» **Excerpted records**:
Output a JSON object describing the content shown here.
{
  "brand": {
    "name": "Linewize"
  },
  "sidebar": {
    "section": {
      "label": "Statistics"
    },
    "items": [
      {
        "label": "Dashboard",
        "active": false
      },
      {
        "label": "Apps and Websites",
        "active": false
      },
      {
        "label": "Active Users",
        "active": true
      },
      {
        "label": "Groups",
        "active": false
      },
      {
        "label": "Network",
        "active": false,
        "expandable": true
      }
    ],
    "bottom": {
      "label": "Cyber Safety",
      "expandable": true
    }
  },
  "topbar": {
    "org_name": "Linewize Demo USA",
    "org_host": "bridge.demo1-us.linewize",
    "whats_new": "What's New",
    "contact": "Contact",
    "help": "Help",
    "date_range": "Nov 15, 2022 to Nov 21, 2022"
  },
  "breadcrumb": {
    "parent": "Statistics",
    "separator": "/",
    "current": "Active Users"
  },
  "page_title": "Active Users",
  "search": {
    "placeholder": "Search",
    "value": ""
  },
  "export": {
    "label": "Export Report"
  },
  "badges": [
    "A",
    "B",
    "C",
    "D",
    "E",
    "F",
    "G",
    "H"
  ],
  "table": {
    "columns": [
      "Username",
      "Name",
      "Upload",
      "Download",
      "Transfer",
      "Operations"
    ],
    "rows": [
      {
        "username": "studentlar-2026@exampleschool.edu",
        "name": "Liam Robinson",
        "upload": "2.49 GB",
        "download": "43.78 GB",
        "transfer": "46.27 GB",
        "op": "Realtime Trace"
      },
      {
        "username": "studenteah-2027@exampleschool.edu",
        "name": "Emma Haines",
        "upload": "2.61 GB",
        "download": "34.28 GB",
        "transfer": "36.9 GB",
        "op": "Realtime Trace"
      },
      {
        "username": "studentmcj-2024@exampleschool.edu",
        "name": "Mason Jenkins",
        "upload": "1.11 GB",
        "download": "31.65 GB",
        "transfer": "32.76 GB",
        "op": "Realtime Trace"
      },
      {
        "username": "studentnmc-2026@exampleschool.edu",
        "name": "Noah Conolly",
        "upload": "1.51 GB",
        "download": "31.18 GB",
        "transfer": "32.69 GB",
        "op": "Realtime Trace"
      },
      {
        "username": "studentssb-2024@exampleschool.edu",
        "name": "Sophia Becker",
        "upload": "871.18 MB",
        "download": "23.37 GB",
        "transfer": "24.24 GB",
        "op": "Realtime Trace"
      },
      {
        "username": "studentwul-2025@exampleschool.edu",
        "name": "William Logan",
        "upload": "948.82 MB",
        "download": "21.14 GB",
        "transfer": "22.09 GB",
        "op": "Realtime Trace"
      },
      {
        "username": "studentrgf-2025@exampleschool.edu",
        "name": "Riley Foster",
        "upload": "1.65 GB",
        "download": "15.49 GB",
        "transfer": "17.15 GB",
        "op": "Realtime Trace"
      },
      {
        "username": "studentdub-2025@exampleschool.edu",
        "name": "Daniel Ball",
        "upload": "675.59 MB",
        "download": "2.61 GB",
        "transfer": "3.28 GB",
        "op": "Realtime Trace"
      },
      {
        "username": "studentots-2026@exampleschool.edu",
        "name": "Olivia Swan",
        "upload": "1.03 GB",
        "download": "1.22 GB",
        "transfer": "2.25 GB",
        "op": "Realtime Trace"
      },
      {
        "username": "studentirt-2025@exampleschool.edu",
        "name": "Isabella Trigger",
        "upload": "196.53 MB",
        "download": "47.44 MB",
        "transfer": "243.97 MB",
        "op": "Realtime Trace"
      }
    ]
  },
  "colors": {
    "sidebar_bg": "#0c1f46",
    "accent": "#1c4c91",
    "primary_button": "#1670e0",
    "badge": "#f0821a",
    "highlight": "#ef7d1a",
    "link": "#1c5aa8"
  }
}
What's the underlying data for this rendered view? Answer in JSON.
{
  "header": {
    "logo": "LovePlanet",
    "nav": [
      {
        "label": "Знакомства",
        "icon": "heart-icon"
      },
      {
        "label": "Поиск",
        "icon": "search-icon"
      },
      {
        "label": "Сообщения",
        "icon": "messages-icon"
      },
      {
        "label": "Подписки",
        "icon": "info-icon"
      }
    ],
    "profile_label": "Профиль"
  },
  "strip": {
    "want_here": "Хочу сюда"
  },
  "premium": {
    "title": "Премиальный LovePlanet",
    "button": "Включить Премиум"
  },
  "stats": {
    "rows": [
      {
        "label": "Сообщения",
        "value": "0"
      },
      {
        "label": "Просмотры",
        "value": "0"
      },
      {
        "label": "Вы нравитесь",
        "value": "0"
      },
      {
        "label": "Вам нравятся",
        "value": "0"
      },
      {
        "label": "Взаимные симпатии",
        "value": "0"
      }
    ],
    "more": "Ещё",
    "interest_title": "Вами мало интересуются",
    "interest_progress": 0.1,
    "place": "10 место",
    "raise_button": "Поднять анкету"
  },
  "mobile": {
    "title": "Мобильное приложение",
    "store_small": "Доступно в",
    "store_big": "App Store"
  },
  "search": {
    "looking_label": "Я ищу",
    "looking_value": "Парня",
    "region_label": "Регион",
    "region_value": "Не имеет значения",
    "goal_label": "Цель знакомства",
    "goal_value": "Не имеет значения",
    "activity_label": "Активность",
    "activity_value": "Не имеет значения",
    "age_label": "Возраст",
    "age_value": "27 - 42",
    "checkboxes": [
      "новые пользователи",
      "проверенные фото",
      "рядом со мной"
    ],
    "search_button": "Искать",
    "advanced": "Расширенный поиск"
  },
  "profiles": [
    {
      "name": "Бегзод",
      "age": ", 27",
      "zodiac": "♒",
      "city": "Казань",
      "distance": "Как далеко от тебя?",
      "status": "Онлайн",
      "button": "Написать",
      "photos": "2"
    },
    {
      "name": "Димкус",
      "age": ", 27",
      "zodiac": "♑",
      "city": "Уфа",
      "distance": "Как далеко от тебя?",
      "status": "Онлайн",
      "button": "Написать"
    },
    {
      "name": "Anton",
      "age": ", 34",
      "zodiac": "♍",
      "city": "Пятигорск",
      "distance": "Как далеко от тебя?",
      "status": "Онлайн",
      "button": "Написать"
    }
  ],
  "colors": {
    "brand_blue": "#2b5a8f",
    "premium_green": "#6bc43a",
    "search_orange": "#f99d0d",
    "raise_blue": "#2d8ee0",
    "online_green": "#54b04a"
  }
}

» **Task statement**:
In this exercise, repeat all entries exactly.

» **Response to the exercise**:
Output a JSON object describing the content shown here.
{
  "brand": {
    "name": "Linewize"
  },
  "sidebar": {
    "section": {
      "label": "Statistics"
    },
    "items": [
      {
        "label": "Dashboard",
        "active": false
      },
      {
        "label": "Apps and Websites",
        "active": false
      },
      {
        "label": "Active Users",
        "active": true
      },
      {
        "label": "Groups",
        "active": false
      },
      {
        "label": "Network",
        "active": false,
        "expandable": true
      }
    ],
    "bottom": {
      "label": "Cyber Safety",
      "expandable": true
    }
  },
  "topbar": {
    "org_name": "Linewize Demo USA",
    "org_host": "bridge.demo1-us.linewize",
    "whats_new": "What's New",
    "contact": "Contact",
    "help": "Help",
    "date_range": "Nov 15, 2022 to Nov 21, 2022"
  },
  "breadcrumb": {
    "parent": "Statistics",
    "separator": "/",
    "current": "Active Users"
  },
  "page_title": "Active Users",
  "search": {
    "placeholder": "Search",
    "value": ""
  },
  "export": {
    "label": "Export Report"
  },
  "badges": [
    "A",
    "B",
    "C",
    "D",
    "E",
    "F",
    "G",
    "H"
  ],
  "table": {
    "columns": [
      "Username",
      "Name",
      "Upload",
      "Download",
      "Transfer",
      "Operations"
    ],
    "rows": [
      {
        "username": "studentlar-2026@exampleschool.edu",
        "name": "Liam Robinson",
        "upload": "2.49 GB",
        "download": "43.78 GB",
        "transfer": "46.27 GB",
        "op": "Realtime Trace"
      },
      {
        "username": "studenteah-2027@exampleschool.edu",
        "name": "Emma Haines",
        "upload": "2.61 GB",
        "download": "34.28 GB",
        "transfer": "36.9 GB",
        "op": "Realtime Trace"
      },
      {
        "username": "studentmcj-2024@exampleschool.edu",
        "name": "Mason Jenkins",
        "upload": "1.11 GB",
        "download": "31.65 GB",
        "transfer": "32.76 GB",
        "op": "Realtime Trace"
      },
      {
        "username": "studentnmc-2026@exampleschool.edu",
        "name": "Noah Conolly",
        "upload": "1.51 GB",
        "download": "31.18 GB",
        "transfer": "32.69 GB",
        "op": "Realtime Trace"
      },
      {
        "username": "studentssb-2024@exampleschool.edu",
        "name": "Sophia Becker",
        "upload": "871.18 MB",
        "download": "23.37 GB",
        "transfer": "24.24 GB",
        "op": "Realtime Trace"
      },
      {
        "username": "studentwul-2025@exampleschool.edu",
        "name": "William Logan",
        "upload": "948.82 MB",
        "download": "21.14 GB",
        "transfer": "22.09 GB",
        "op": "Realtime Trace"
      },
      {
        "username": "studentrgf-2025@exampleschool.edu",
        "name": "Riley Foster",
        "upload": "1.65 GB",
        "download": "15.49 GB",
        "transfer": "17.15 GB",
        "op": "Realtime Trace"
      },
      {
        "username": "studentdub-2025@exampleschool.edu",
        "name": "Daniel Ball",
        "upload": "675.59 MB",
        "download": "2.61 GB",
        "transfer": "3.28 GB",
        "op": "Realtime Trace"
      },
      {
        "username": "studentots-2026@exampleschool.edu",
        "name": "Olivia Swan",
        "upload": "1.03 GB",
        "download": "1.22 GB",
        "transfer": "2.25 GB",
        "op": "Realtime Trace"
      },
      {
        "username": "studentirt-2025@exampleschool.edu",
        "name": "Isabella Trigger",
        "upload": "196.53 MB",
        "download": "47.44 MB",
        "transfer": "243.97 MB",
        "op": "Realtime Trace"
      }
    ]
  },
  "colors": {
    "sidebar_bg": "#0c1f46",
    "accent": "#1c4c91",
    "primary_button": "#1670e0",
    "badge": "#f0821a",
    "highlight": "#ef7d1a",
    "link": "#1c5aa8"
  }
}
What's the underlying data for this rendered view? Answer in JSON.
{
  "header": {
    "logo": "LovePlanet",
    "nav": [
      {
        "label": "Знакомства",
        "icon": "heart-icon"
      },
      {
        "label": "Поиск",
        "icon": "search-icon"
      },
      {
        "label": "Сообщения",
        "icon": "messages-icon"
      },
      {
        "label": "Подписки",
        "icon": "info-icon"
      }
    ],
    "profile_label": "Профиль"
  },
  "strip": {
    "want_here": "Хочу сюда"
  },
  "premium": {
    "title": "Премиальный LovePlanet",
    "button": "Включить Премиум"
  },
  "stats": {
    "rows": [
      {
        "label": "Сообщения",
        "value": "0"
      },
      {
        "label": "Просмотры",
        "value": "0"
      },
      {
        "label": "Вы нравитесь",
        "value": "0"
      },
      {
        "label": "Вам нравятся",
        "value": "0"
      },
      {
        "label": "Взаимные симпатии",
        "value": "0"
      }
    ],
    "more": "Ещё",
    "interest_title": "Вами мало интересуются",
    "interest_progress": 0.1,
    "place": "10 место",
    "raise_button": "Поднять анкету"
  },
  "mobile": {
    "title": "Мобильное приложение",
    "store_small": "Доступно в",
    "store_big": "App Store"
  },
  "search": {
    "looking_label": "Я ищу",
    "looking_value": "Парня",
    "region_label": "Регион",
    "region_value": "Не имеет значения",
    "goal_label": "Цель знакомства",
    "goal_value": "Не имеет значения",
    "activity_label": "Активность",
    "activity_value": "Не имеет значения",
    "age_label": "Возраст",
    "age_value": "27 - 42",
    "checkboxes": [
      "новые пользователи",
      "проверенные фото",
      "рядом со мной"
    ],
    "search_button": "Искать",
    "advanced": "Расширенный поиск"
  },
  "profiles": [
    {
      "name": "Бегзод",
      "age": ", 27",
      "zodiac": "♒",
      "city": "Казань",
      "distance": "Как далеко от тебя?",
      "status": "Онлайн",
      "button": "Написать",
      "photos": "2"
    },
    {
      "name": "Димкус",
      "age": ", 27",
      "zodiac": "♑",
      "city": "Уфа",
      "distance": "Как далеко от тебя?",
      "status": "Онлайн",
      "button": "Написать"
    },
    {
      "name": "Anton",
      "age": ", 34",
      "zodiac": "♍",
      "city": "Пятигорск",
      "distance": "Как далеко от тебя?",
      "status": "Онлайн",
      "button": "Написать"
    }
  ],
  "colors": {
    "brand_blue": "#2b5a8f",
    "premium_green": "#6bc43a",
    "search_orange": "#f99d0d",
    "raise_blue": "#2d8ee0",
    "online_green": "#54b04a"
  }
}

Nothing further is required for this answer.